▶ **Exercise requirements**: Report every line in the listing below where the string "Högre" shows up.

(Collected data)
+===+

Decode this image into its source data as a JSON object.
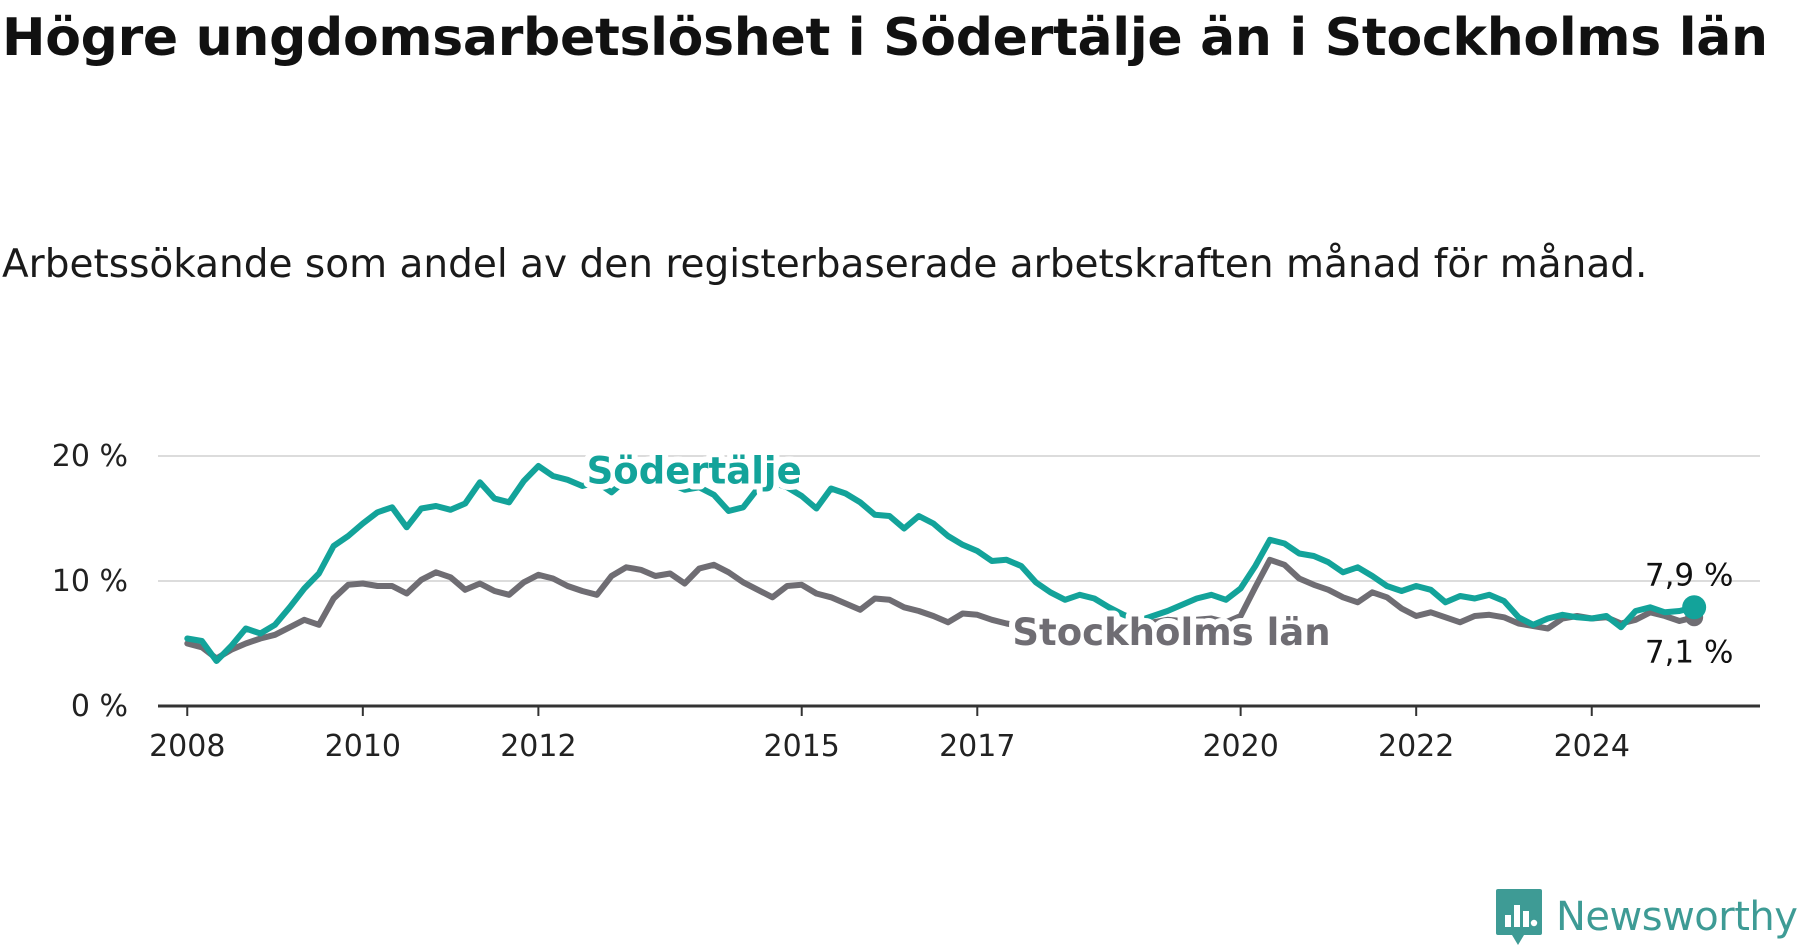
{
  "title": "Högre ungdomsarbetslöshet i Södertälje än i Stockholms län",
  "subtitle": "Arbetssökande som andel av den registerbaserade arbetskraften månad för månad.",
  "colors": {
    "sodertalje": "#13a39a",
    "stockholm": "#6f6d73",
    "grid": "#dcdcdc",
    "axis": "#333333",
    "brand": "#3e9b95"
  },
  "brand": {
    "name": "Newsworthy",
    "icon": "newsworthy-logo-icon"
  },
  "chart_data": {
    "type": "line",
    "title": "Högre ungdomsarbetslöshet i Södertälje än i Stockholms län",
    "xlabel": "",
    "ylabel": "",
    "x_ticks": [
      "2008",
      "2010",
      "2012",
      "2015",
      "2017",
      "2020",
      "2022",
      "2024"
    ],
    "y_ticks": [
      "0 %",
      "10 %",
      "20 %"
    ],
    "ylim": [
      0,
      20
    ],
    "xlim": [
      "2007-09",
      "2025-12"
    ],
    "grid": "horizontal",
    "legend": "inline labels",
    "series": [
      {
        "name": "Södertälje",
        "end_label": "7,9 %",
        "points": [
          [
            "2008-01",
            5.4
          ],
          [
            "2008-03",
            5.2
          ],
          [
            "2008-05",
            3.6
          ],
          [
            "2008-07",
            4.8
          ],
          [
            "2008-09",
            6.2
          ],
          [
            "2008-11",
            5.8
          ],
          [
            "2009-01",
            6.5
          ],
          [
            "2009-03",
            7.9
          ],
          [
            "2009-05",
            9.4
          ],
          [
            "2009-07",
            10.6
          ],
          [
            "2009-09",
            12.8
          ],
          [
            "2009-11",
            13.6
          ],
          [
            "2010-01",
            14.6
          ],
          [
            "2010-03",
            15.5
          ],
          [
            "2010-05",
            15.9
          ],
          [
            "2010-07",
            14.3
          ],
          [
            "2010-09",
            15.8
          ],
          [
            "2010-11",
            16.0
          ],
          [
            "2011-01",
            15.7
          ],
          [
            "2011-03",
            16.2
          ],
          [
            "2011-05",
            17.9
          ],
          [
            "2011-07",
            16.6
          ],
          [
            "2011-09",
            16.3
          ],
          [
            "2011-11",
            18.0
          ],
          [
            "2012-01",
            19.2
          ],
          [
            "2012-03",
            18.4
          ],
          [
            "2012-05",
            18.1
          ],
          [
            "2012-07",
            17.6
          ],
          [
            "2012-09",
            17.9
          ],
          [
            "2012-11",
            17.1
          ],
          [
            "2013-01",
            18.1
          ],
          [
            "2013-03",
            18.4
          ],
          [
            "2013-05",
            18.2
          ],
          [
            "2013-07",
            17.8
          ],
          [
            "2013-09",
            17.3
          ],
          [
            "2013-11",
            17.5
          ],
          [
            "2014-01",
            16.9
          ],
          [
            "2014-03",
            15.6
          ],
          [
            "2014-05",
            15.9
          ],
          [
            "2014-07",
            17.4
          ],
          [
            "2014-09",
            17.9
          ],
          [
            "2014-11",
            17.5
          ],
          [
            "2015-01",
            16.8
          ],
          [
            "2015-03",
            15.8
          ],
          [
            "2015-05",
            17.4
          ],
          [
            "2015-07",
            17.0
          ],
          [
            "2015-09",
            16.3
          ],
          [
            "2015-11",
            15.3
          ],
          [
            "2016-01",
            15.2
          ],
          [
            "2016-03",
            14.2
          ],
          [
            "2016-05",
            15.2
          ],
          [
            "2016-07",
            14.6
          ],
          [
            "2016-09",
            13.6
          ],
          [
            "2016-11",
            12.9
          ],
          [
            "2017-01",
            12.4
          ],
          [
            "2017-03",
            11.6
          ],
          [
            "2017-05",
            11.7
          ],
          [
            "2017-07",
            11.2
          ],
          [
            "2017-09",
            9.9
          ],
          [
            "2017-11",
            9.1
          ],
          [
            "2018-01",
            8.5
          ],
          [
            "2018-03",
            8.9
          ],
          [
            "2018-05",
            8.6
          ],
          [
            "2018-07",
            7.9
          ],
          [
            "2018-09",
            7.3
          ],
          [
            "2018-11",
            6.8
          ],
          [
            "2019-01",
            7.2
          ],
          [
            "2019-03",
            7.6
          ],
          [
            "2019-05",
            8.1
          ],
          [
            "2019-07",
            8.6
          ],
          [
            "2019-09",
            8.9
          ],
          [
            "2019-11",
            8.5
          ],
          [
            "2020-01",
            9.4
          ],
          [
            "2020-03",
            11.2
          ],
          [
            "2020-05",
            13.3
          ],
          [
            "2020-07",
            13.0
          ],
          [
            "2020-09",
            12.2
          ],
          [
            "2020-11",
            12.0
          ],
          [
            "2021-01",
            11.5
          ],
          [
            "2021-03",
            10.7
          ],
          [
            "2021-05",
            11.1
          ],
          [
            "2021-07",
            10.4
          ],
          [
            "2021-09",
            9.6
          ],
          [
            "2021-11",
            9.2
          ],
          [
            "2022-01",
            9.6
          ],
          [
            "2022-03",
            9.3
          ],
          [
            "2022-05",
            8.3
          ],
          [
            "2022-07",
            8.8
          ],
          [
            "2022-09",
            8.6
          ],
          [
            "2022-11",
            8.9
          ],
          [
            "2023-01",
            8.4
          ],
          [
            "2023-03",
            7.1
          ],
          [
            "2023-05",
            6.5
          ],
          [
            "2023-07",
            7.0
          ],
          [
            "2023-09",
            7.3
          ],
          [
            "2023-11",
            7.1
          ],
          [
            "2024-01",
            7.0
          ],
          [
            "2024-03",
            7.2
          ],
          [
            "2024-05",
            6.3
          ],
          [
            "2024-07",
            7.6
          ],
          [
            "2024-09",
            7.9
          ],
          [
            "2024-11",
            7.5
          ],
          [
            "2025-01",
            7.6
          ],
          [
            "2025-03",
            7.9
          ]
        ]
      },
      {
        "name": "Stockholms län",
        "end_label": "7,1 %",
        "points": [
          [
            "2008-01",
            5.0
          ],
          [
            "2008-03",
            4.7
          ],
          [
            "2008-05",
            3.8
          ],
          [
            "2008-07",
            4.5
          ],
          [
            "2008-09",
            5.0
          ],
          [
            "2008-11",
            5.4
          ],
          [
            "2009-01",
            5.7
          ],
          [
            "2009-03",
            6.3
          ],
          [
            "2009-05",
            6.9
          ],
          [
            "2009-07",
            6.5
          ],
          [
            "2009-09",
            8.6
          ],
          [
            "2009-11",
            9.7
          ],
          [
            "2010-01",
            9.8
          ],
          [
            "2010-03",
            9.6
          ],
          [
            "2010-05",
            9.6
          ],
          [
            "2010-07",
            9.0
          ],
          [
            "2010-09",
            10.1
          ],
          [
            "2010-11",
            10.7
          ],
          [
            "2011-01",
            10.3
          ],
          [
            "2011-03",
            9.3
          ],
          [
            "2011-05",
            9.8
          ],
          [
            "2011-07",
            9.2
          ],
          [
            "2011-09",
            8.9
          ],
          [
            "2011-11",
            9.9
          ],
          [
            "2012-01",
            10.5
          ],
          [
            "2012-03",
            10.2
          ],
          [
            "2012-05",
            9.6
          ],
          [
            "2012-07",
            9.2
          ],
          [
            "2012-09",
            8.9
          ],
          [
            "2012-11",
            10.4
          ],
          [
            "2013-01",
            11.1
          ],
          [
            "2013-03",
            10.9
          ],
          [
            "2013-05",
            10.4
          ],
          [
            "2013-07",
            10.6
          ],
          [
            "2013-09",
            9.8
          ],
          [
            "2013-11",
            11.0
          ],
          [
            "2014-01",
            11.3
          ],
          [
            "2014-03",
            10.7
          ],
          [
            "2014-05",
            9.9
          ],
          [
            "2014-07",
            9.3
          ],
          [
            "2014-09",
            8.7
          ],
          [
            "2014-11",
            9.6
          ],
          [
            "2015-01",
            9.7
          ],
          [
            "2015-03",
            9.0
          ],
          [
            "2015-05",
            8.7
          ],
          [
            "2015-07",
            8.2
          ],
          [
            "2015-09",
            7.7
          ],
          [
            "2015-11",
            8.6
          ],
          [
            "2016-01",
            8.5
          ],
          [
            "2016-03",
            7.9
          ],
          [
            "2016-05",
            7.6
          ],
          [
            "2016-07",
            7.2
          ],
          [
            "2016-09",
            6.7
          ],
          [
            "2016-11",
            7.4
          ],
          [
            "2017-01",
            7.3
          ],
          [
            "2017-03",
            6.9
          ],
          [
            "2017-05",
            6.6
          ],
          [
            "2017-07",
            6.4
          ],
          [
            "2017-09",
            6.1
          ],
          [
            "2017-11",
            6.4
          ],
          [
            "2018-01",
            6.2
          ],
          [
            "2018-03",
            5.9
          ],
          [
            "2018-05",
            6.1
          ],
          [
            "2018-07",
            6.4
          ],
          [
            "2018-09",
            6.5
          ],
          [
            "2018-11",
            6.6
          ],
          [
            "2019-01",
            6.7
          ],
          [
            "2019-03",
            6.9
          ],
          [
            "2019-05",
            6.8
          ],
          [
            "2019-07",
            6.9
          ],
          [
            "2019-09",
            7.0
          ],
          [
            "2019-11",
            6.7
          ],
          [
            "2020-01",
            7.2
          ],
          [
            "2020-03",
            9.5
          ],
          [
            "2020-05",
            11.7
          ],
          [
            "2020-07",
            11.3
          ],
          [
            "2020-09",
            10.2
          ],
          [
            "2020-11",
            9.7
          ],
          [
            "2021-01",
            9.3
          ],
          [
            "2021-03",
            8.7
          ],
          [
            "2021-05",
            8.3
          ],
          [
            "2021-07",
            9.1
          ],
          [
            "2021-09",
            8.7
          ],
          [
            "2021-11",
            7.8
          ],
          [
            "2022-01",
            7.2
          ],
          [
            "2022-03",
            7.5
          ],
          [
            "2022-05",
            7.1
          ],
          [
            "2022-07",
            6.7
          ],
          [
            "2022-09",
            7.2
          ],
          [
            "2022-11",
            7.3
          ],
          [
            "2023-01",
            7.1
          ],
          [
            "2023-03",
            6.6
          ],
          [
            "2023-05",
            6.4
          ],
          [
            "2023-07",
            6.2
          ],
          [
            "2023-09",
            7.0
          ],
          [
            "2023-11",
            7.2
          ],
          [
            "2024-01",
            7.0
          ],
          [
            "2024-03",
            7.1
          ],
          [
            "2024-05",
            6.6
          ],
          [
            "2024-07",
            6.9
          ],
          [
            "2024-09",
            7.5
          ],
          [
            "2024-11",
            7.2
          ],
          [
            "2025-01",
            6.8
          ],
          [
            "2025-03",
            7.1
          ]
        ]
      }
    ]
  }
}
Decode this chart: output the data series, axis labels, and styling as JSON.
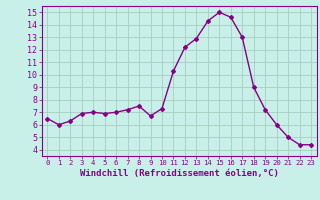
{
  "x": [
    0,
    1,
    2,
    3,
    4,
    5,
    6,
    7,
    8,
    9,
    10,
    11,
    12,
    13,
    14,
    15,
    16,
    17,
    18,
    19,
    20,
    21,
    22,
    23
  ],
  "y": [
    6.5,
    6.0,
    6.3,
    6.9,
    7.0,
    6.9,
    7.0,
    7.2,
    7.5,
    6.7,
    7.3,
    10.3,
    12.2,
    12.9,
    14.3,
    15.0,
    14.6,
    13.0,
    9.0,
    7.2,
    6.0,
    5.0,
    4.4,
    4.4
  ],
  "line_color": "#880088",
  "marker": "D",
  "marker_size": 2.0,
  "line_width": 1.0,
  "bg_color": "#c8f0e8",
  "grid_color": "#a0c8b8",
  "xlabel": "Windchill (Refroidissement éolien,°C)",
  "ylim": [
    3.5,
    15.5
  ],
  "xlim": [
    -0.5,
    23.5
  ],
  "yticks": [
    4,
    5,
    6,
    7,
    8,
    9,
    10,
    11,
    12,
    13,
    14,
    15
  ],
  "xticks": [
    0,
    1,
    2,
    3,
    4,
    5,
    6,
    7,
    8,
    9,
    10,
    11,
    12,
    13,
    14,
    15,
    16,
    17,
    18,
    19,
    20,
    21,
    22,
    23
  ],
  "xlabel_fontsize": 6.5,
  "ytick_fontsize": 6.0,
  "xtick_fontsize": 5.2
}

+===+

▶ **Result below**:
  "title": "Högre ungdomsarbetslöshet i Södertälje än i Stockholms län",
    "title": "Högre ungdomsarbetslöshet i Södertälje än i Stockholms län",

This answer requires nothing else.